Available data.
__________
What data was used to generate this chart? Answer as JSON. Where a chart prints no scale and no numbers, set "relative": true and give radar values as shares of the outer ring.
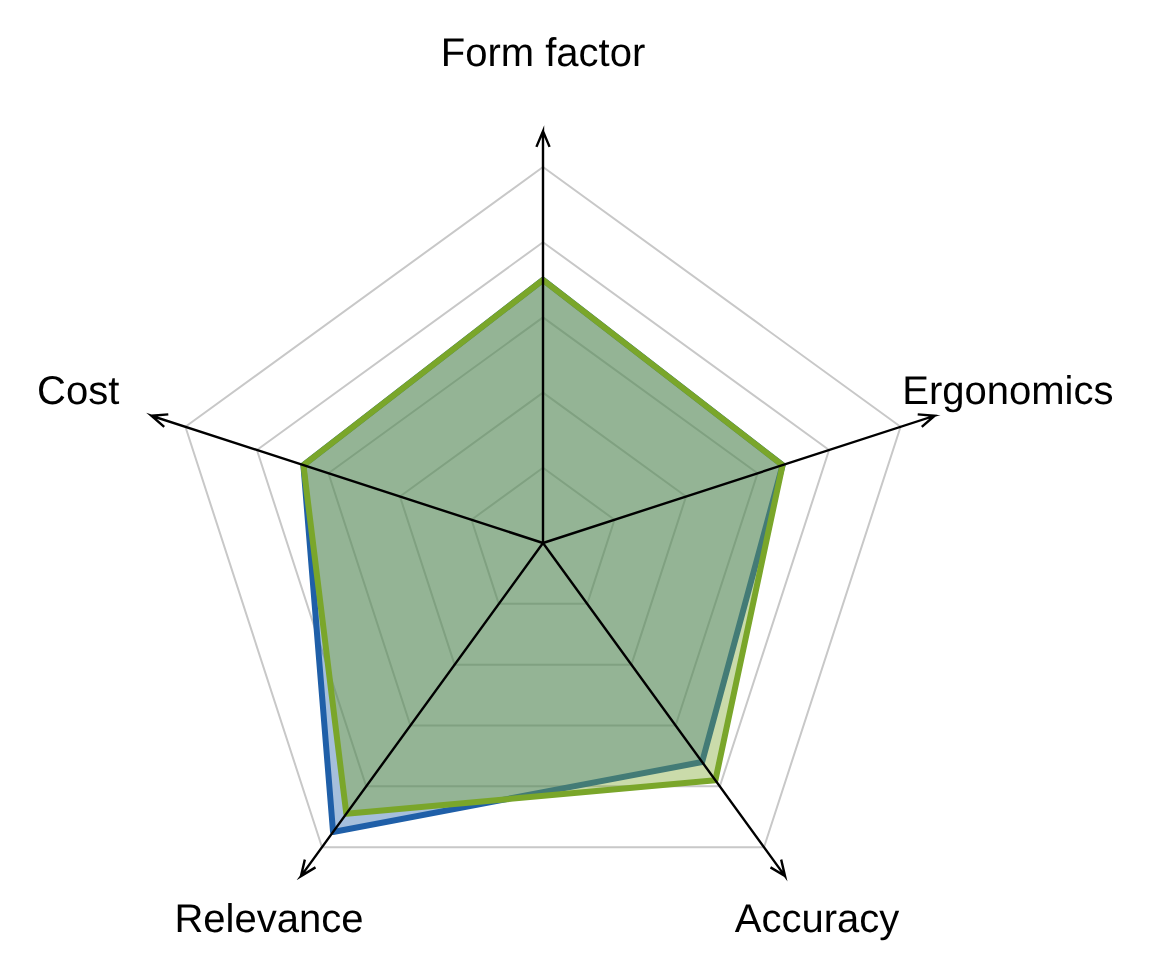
{
  "chart_data": {
    "type": "radar",
    "relative": true,
    "grid": true,
    "categories": [
      "Form factor",
      "Ergonomics",
      "Accuracy",
      "Relevance",
      "Cost"
    ],
    "series": [
      {
        "color": "#1f5fa8",
        "values": [
          0.7,
          0.67,
          0.72,
          0.95,
          0.67
        ]
      },
      {
        "color": "#7aa62a",
        "values": [
          0.7,
          0.67,
          0.78,
          0.89,
          0.67
        ]
      }
    ]
  }
}
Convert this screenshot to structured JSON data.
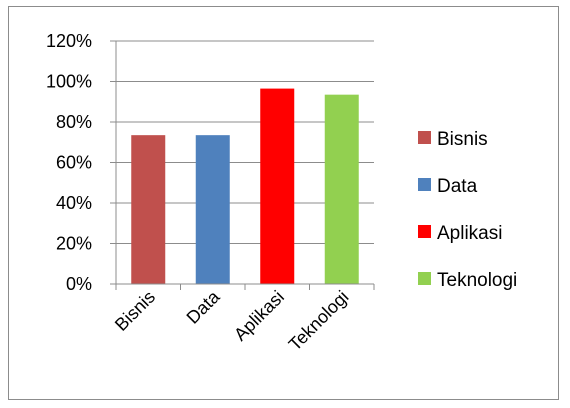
__________
Given exercise. Reproduce each line word for word and drop the pictures.

Exercise result.
What data was used to generate this chart? Answer as JSON. Where a chart prints no scale and no numbers, set "relative": true and give radar values as shares of the outer ring.
{
  "chart_data": {
    "type": "radar",
    "relative": true,
    "grid": true,
    "categories": [
      "Form factor",
      "Ergonomics",
      "Accuracy",
      "Relevance",
      "Cost"
    ],
    "series": [
      {
        "color": "#1f5fa8",
        "values": [
          0.7,
          0.67,
          0.72,
          0.95,
          0.67
        ]
      },
      {
        "color": "#7aa62a",
        "values": [
          0.7,
          0.67,
          0.78,
          0.89,
          0.67
        ]
      }
    ]
  }
}
Convert this screenshot to structured JSON data.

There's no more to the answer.